Stored items:
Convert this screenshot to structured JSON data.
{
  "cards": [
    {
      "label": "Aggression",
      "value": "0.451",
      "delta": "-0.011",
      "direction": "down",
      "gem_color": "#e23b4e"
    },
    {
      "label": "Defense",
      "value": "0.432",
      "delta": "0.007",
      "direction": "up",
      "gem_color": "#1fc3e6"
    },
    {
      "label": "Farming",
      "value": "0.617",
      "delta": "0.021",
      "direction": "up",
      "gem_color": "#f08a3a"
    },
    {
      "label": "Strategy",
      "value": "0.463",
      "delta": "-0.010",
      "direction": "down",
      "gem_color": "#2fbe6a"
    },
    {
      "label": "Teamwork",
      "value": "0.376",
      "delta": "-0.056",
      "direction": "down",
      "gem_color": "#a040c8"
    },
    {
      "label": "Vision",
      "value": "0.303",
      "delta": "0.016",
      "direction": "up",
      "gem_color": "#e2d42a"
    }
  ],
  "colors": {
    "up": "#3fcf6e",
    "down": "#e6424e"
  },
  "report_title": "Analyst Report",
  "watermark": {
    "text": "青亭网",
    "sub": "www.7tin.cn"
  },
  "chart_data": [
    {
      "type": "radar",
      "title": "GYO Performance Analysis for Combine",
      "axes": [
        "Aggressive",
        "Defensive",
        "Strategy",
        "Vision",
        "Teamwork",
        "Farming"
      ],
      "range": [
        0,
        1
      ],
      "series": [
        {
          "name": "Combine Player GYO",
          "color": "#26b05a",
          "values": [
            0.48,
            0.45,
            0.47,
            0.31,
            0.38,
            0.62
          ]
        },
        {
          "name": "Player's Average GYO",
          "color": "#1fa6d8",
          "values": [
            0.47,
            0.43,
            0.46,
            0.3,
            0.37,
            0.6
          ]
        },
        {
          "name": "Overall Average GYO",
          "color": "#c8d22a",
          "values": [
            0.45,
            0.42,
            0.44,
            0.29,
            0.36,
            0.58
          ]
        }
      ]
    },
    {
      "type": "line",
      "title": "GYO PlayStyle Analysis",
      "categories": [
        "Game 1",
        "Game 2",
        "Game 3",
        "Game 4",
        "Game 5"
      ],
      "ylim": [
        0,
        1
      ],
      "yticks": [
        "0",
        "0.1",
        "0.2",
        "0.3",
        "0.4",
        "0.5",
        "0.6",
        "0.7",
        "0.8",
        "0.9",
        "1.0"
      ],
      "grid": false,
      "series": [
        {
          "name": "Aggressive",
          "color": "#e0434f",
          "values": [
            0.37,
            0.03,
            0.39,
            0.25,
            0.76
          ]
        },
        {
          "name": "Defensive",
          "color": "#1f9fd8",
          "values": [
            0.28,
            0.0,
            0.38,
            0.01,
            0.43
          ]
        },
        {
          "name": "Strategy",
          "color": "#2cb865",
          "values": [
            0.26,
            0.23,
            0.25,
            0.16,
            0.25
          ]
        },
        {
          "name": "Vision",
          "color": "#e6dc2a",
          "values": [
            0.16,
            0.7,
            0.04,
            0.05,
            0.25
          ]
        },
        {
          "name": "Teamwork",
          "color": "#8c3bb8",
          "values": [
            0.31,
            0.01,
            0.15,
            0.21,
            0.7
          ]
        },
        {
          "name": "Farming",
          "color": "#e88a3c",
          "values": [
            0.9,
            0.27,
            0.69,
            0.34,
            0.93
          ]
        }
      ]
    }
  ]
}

• _WHAT YOU HAVE TO DO_: Repeat the entries shown above, every one, word for word.

• _RESPONSE_:
Convert this screenshot to structured JSON data.
{
  "cards": [
    {
      "label": "Aggression",
      "value": "0.451",
      "delta": "-0.011",
      "direction": "down",
      "gem_color": "#e23b4e"
    },
    {
      "label": "Defense",
      "value": "0.432",
      "delta": "0.007",
      "direction": "up",
      "gem_color": "#1fc3e6"
    },
    {
      "label": "Farming",
      "value": "0.617",
      "delta": "0.021",
      "direction": "up",
      "gem_color": "#f08a3a"
    },
    {
      "label": "Strategy",
      "value": "0.463",
      "delta": "-0.010",
      "direction": "down",
      "gem_color": "#2fbe6a"
    },
    {
      "label": "Teamwork",
      "value": "0.376",
      "delta": "-0.056",
      "direction": "down",
      "gem_color": "#a040c8"
    },
    {
      "label": "Vision",
      "value": "0.303",
      "delta": "0.016",
      "direction": "up",
      "gem_color": "#e2d42a"
    }
  ],
  "colors": {
    "up": "#3fcf6e",
    "down": "#e6424e"
  },
  "report_title": "Analyst Report",
  "watermark": {
    "text": "青亭网",
    "sub": "www.7tin.cn"
  },
  "chart_data": [
    {
      "type": "radar",
      "title": "GYO Performance Analysis for Combine",
      "axes": [
        "Aggressive",
        "Defensive",
        "Strategy",
        "Vision",
        "Teamwork",
        "Farming"
      ],
      "range": [
        0,
        1
      ],
      "series": [
        {
          "name": "Combine Player GYO",
          "color": "#26b05a",
          "values": [
            0.48,
            0.45,
            0.47,
            0.31,
            0.38,
            0.62
          ]
        },
        {
          "name": "Player's Average GYO",
          "color": "#1fa6d8",
          "values": [
            0.47,
            0.43,
            0.46,
            0.3,
            0.37,
            0.6
          ]
        },
        {
          "name": "Overall Average GYO",
          "color": "#c8d22a",
          "values": [
            0.45,
            0.42,
            0.44,
            0.29,
            0.36,
            0.58
          ]
        }
      ]
    },
    {
      "type": "line",
      "title": "GYO PlayStyle Analysis",
      "categories": [
        "Game 1",
        "Game 2",
        "Game 3",
        "Game 4",
        "Game 5"
      ],
      "ylim": [
        0,
        1
      ],
      "yticks": [
        "0",
        "0.1",
        "0.2",
        "0.3",
        "0.4",
        "0.5",
        "0.6",
        "0.7",
        "0.8",
        "0.9",
        "1.0"
      ],
      "grid": false,
      "series": [
        {
          "name": "Aggressive",
          "color": "#e0434f",
          "values": [
            0.37,
            0.03,
            0.39,
            0.25,
            0.76
          ]
        },
        {
          "name": "Defensive",
          "color": "#1f9fd8",
          "values": [
            0.28,
            0.0,
            0.38,
            0.01,
            0.43
          ]
        },
        {
          "name": "Strategy",
          "color": "#2cb865",
          "values": [
            0.26,
            0.23,
            0.25,
            0.16,
            0.25
          ]
        },
        {
          "name": "Vision",
          "color": "#e6dc2a",
          "values": [
            0.16,
            0.7,
            0.04,
            0.05,
            0.25
          ]
        },
        {
          "name": "Teamwork",
          "color": "#8c3bb8",
          "values": [
            0.31,
            0.01,
            0.15,
            0.21,
            0.7
          ]
        },
        {
          "name": "Farming",
          "color": "#e88a3c",
          "values": [
            0.9,
            0.27,
            0.69,
            0.34,
            0.93
          ]
        }
      ]
    }
  ]
}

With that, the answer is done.